==== Material provided ====

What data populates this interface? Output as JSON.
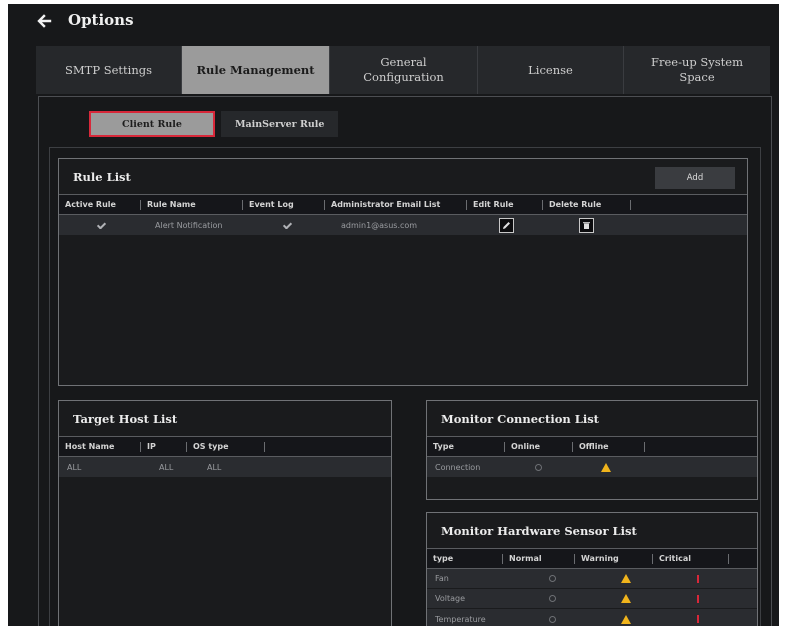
{
  "header": {
    "title": "Options"
  },
  "tabs": [
    {
      "label": "SMTP Settings",
      "active": false
    },
    {
      "label": "Rule Management",
      "active": true
    },
    {
      "label": "General\nConfiguration",
      "active": false
    },
    {
      "label": "License",
      "active": false
    },
    {
      "label": "Free-up System\nSpace",
      "active": false
    }
  ],
  "subtabs": [
    {
      "label": "Client Rule",
      "active": true
    },
    {
      "label": "MainServer Rule",
      "active": false
    }
  ],
  "rule_list": {
    "title": "Rule List",
    "add_label": "Add",
    "columns": [
      "Active Rule",
      "Rule Name",
      "Event Log",
      "Administrator Email List",
      "Edit Rule",
      "Delete Rule"
    ],
    "rows": [
      {
        "active": true,
        "name": "Alert Notification",
        "event_log": true,
        "email": "admin1@asus.com"
      }
    ]
  },
  "target_host_list": {
    "title": "Target Host List",
    "columns": [
      "Host Name",
      "IP",
      "OS type"
    ],
    "rows": [
      {
        "host": "ALL",
        "ip": "ALL",
        "os": "ALL"
      }
    ]
  },
  "monitor_connection_list": {
    "title": "Monitor Connection List",
    "columns": [
      "Type",
      "Online",
      "Offline"
    ],
    "rows": [
      {
        "type": "Connection",
        "online": "normal",
        "offline": "warning"
      }
    ]
  },
  "monitor_hardware_sensor_list": {
    "title": "Monitor Hardware Sensor List",
    "columns": [
      "type",
      "Normal",
      "Warning",
      "Critical"
    ],
    "rows": [
      {
        "type": "Fan"
      },
      {
        "type": "Voltage"
      },
      {
        "type": "Temperature"
      }
    ]
  },
  "colors": {
    "background": "#17181a",
    "active_tab": "#9b9b9b",
    "active_outline": "#d8283a",
    "warning": "#f0b41c",
    "critical": "#d8283a"
  }
}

====

## Given request
Return every line in the listing that contains the word "true".

## In response
      "active": true
      "active": true
        "active": true,
        "event_log": true,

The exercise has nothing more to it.